* GIVEN RECORDS *
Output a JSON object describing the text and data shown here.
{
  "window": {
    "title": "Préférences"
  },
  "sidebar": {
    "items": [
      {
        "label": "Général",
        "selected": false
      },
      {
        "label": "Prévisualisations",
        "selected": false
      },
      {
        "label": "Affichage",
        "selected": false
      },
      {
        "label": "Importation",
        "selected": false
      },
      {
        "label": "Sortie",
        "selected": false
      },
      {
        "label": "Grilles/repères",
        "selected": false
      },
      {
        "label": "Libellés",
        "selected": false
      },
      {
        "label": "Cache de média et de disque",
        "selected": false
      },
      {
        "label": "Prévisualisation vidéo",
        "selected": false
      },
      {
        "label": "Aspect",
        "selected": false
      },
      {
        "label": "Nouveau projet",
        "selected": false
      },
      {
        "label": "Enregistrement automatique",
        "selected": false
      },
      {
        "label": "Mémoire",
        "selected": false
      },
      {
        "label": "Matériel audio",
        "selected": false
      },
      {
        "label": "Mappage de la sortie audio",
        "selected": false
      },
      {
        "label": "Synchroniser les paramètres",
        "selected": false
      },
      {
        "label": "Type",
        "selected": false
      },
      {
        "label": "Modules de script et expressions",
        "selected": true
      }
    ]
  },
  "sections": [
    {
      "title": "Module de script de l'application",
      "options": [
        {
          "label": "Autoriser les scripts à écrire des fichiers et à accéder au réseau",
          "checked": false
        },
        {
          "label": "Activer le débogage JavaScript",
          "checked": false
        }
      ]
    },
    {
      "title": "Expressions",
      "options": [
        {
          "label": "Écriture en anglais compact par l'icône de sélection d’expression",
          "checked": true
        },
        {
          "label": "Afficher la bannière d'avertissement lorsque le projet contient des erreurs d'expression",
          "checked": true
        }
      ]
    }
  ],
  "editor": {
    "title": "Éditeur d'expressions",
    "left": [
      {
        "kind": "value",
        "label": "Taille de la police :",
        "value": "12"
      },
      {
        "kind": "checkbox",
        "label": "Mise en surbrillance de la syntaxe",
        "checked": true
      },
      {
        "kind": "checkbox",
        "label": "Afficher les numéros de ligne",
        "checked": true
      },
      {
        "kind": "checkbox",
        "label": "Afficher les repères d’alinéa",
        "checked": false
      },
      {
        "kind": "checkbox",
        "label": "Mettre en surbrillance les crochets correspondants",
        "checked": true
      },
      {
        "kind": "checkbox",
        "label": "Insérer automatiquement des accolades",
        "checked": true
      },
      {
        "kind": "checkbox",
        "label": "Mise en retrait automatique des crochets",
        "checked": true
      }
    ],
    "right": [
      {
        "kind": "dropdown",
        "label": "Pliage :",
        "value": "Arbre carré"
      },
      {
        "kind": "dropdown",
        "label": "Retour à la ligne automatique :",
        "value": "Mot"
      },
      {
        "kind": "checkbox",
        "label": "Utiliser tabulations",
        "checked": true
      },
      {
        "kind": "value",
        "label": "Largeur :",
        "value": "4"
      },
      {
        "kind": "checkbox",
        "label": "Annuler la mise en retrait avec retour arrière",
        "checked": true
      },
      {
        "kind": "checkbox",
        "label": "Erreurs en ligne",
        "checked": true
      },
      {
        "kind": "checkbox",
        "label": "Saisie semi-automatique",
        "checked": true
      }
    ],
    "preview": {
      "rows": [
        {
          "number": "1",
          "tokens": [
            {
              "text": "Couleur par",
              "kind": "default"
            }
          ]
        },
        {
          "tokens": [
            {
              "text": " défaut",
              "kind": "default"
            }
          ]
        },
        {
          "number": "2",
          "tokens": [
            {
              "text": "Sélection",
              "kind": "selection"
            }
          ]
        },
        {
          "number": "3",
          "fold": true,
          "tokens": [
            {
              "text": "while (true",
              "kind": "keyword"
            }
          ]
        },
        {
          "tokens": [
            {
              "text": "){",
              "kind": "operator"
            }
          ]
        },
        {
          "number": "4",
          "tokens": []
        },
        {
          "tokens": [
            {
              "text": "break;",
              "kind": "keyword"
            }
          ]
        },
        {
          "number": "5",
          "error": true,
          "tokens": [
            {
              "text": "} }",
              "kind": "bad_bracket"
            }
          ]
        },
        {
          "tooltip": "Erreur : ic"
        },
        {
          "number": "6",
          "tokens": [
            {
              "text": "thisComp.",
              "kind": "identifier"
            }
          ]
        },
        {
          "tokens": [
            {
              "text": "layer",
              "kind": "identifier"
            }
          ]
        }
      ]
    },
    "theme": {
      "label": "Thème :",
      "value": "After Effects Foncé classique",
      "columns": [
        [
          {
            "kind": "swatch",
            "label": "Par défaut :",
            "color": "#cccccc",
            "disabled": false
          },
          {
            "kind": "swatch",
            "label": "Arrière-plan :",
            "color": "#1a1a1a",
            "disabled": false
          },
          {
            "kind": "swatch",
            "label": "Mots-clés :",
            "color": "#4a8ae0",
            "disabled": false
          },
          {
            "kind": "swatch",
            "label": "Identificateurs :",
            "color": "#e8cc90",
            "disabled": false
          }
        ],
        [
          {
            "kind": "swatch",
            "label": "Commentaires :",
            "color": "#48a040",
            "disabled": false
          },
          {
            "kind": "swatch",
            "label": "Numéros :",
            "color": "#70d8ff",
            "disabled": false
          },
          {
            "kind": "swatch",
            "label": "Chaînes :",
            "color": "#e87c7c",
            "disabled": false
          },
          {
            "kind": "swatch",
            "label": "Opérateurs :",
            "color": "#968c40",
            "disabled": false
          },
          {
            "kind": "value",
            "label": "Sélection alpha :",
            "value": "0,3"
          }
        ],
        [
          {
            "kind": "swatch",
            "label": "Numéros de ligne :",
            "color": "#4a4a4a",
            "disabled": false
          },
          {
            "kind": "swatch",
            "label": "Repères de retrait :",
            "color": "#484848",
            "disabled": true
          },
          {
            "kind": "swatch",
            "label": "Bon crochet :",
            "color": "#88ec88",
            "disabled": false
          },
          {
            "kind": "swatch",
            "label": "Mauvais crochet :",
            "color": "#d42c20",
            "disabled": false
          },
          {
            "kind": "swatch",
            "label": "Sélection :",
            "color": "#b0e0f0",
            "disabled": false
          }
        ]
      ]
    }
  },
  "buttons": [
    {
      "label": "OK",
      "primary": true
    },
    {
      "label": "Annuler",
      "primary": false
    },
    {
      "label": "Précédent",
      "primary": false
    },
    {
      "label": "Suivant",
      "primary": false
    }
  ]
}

* YOUR TASK *
Collect each line of the entries that has the word "ligne", copying it in full.

* FINISHED EXERCISE *
        "label": "Afficher les numéros de ligne",
        "label": "Retour à la ligne automatique :",
        "label": "Erreurs en ligne",
            "label": "Numéros de ligne :",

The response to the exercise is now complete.